Document transcription data:
--- --- ---

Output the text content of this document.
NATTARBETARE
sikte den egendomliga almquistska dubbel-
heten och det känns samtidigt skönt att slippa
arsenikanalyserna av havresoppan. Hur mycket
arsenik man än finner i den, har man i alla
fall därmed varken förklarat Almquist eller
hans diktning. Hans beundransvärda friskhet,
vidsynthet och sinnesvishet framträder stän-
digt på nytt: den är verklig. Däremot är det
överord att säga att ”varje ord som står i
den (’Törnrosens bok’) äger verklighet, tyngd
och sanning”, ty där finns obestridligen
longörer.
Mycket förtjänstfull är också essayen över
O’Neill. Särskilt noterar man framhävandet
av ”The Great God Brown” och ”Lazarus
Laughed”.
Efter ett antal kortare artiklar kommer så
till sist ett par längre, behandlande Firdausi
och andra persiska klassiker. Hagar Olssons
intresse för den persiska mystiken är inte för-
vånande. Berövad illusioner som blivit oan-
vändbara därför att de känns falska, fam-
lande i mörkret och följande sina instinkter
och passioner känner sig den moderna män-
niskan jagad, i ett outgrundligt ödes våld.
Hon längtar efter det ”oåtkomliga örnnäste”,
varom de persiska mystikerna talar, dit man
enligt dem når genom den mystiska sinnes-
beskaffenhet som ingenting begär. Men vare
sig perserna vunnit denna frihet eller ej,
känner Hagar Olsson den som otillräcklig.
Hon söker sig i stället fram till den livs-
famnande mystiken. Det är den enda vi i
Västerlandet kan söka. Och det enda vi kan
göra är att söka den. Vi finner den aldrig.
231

--- --- ---

- [Your instructions]
Please copy out every line shown above, exactly.

- [Exercise answer]
Output the text content of this document.
NATTARBETARE
sikte den egendomliga almquistska dubbel-
heten och det känns samtidigt skönt att slippa
arsenikanalyserna av havresoppan. Hur mycket
arsenik man än finner i den, har man i alla
fall därmed varken förklarat Almquist eller
hans diktning. Hans beundransvärda friskhet,
vidsynthet och sinnesvishet framträder stän-
digt på nytt: den är verklig. Däremot är det
överord att säga att ”varje ord som står i
den (’Törnrosens bok’) äger verklighet, tyngd
och sanning”, ty där finns obestridligen
longörer.
Mycket förtjänstfull är också essayen över
O’Neill. Särskilt noterar man framhävandet
av ”The Great God Brown” och ”Lazarus
Laughed”.
Efter ett antal kortare artiklar kommer så
till sist ett par längre, behandlande Firdausi
och andra persiska klassiker. Hagar Olssons
intresse för den persiska mystiken är inte för-
vånande. Berövad illusioner som blivit oan-
vändbara därför att de känns falska, fam-
lande i mörkret och följande sina instinkter
och passioner känner sig den moderna män-
niskan jagad, i ett outgrundligt ödes våld.
Hon längtar efter det ”oåtkomliga örnnäste”,
varom de persiska mystikerna talar, dit man
enligt dem når genom den mystiska sinnes-
beskaffenhet som ingenting begär. Men vare
sig perserna vunnit denna frihet eller ej,
känner Hagar Olsson den som otillräcklig.
Hon söker sig i stället fram till den livs-
famnande mystiken. Det är den enda vi i
Västerlandet kan söka. Och det enda vi kan
göra är att söka den. Vi finner den aldrig.
231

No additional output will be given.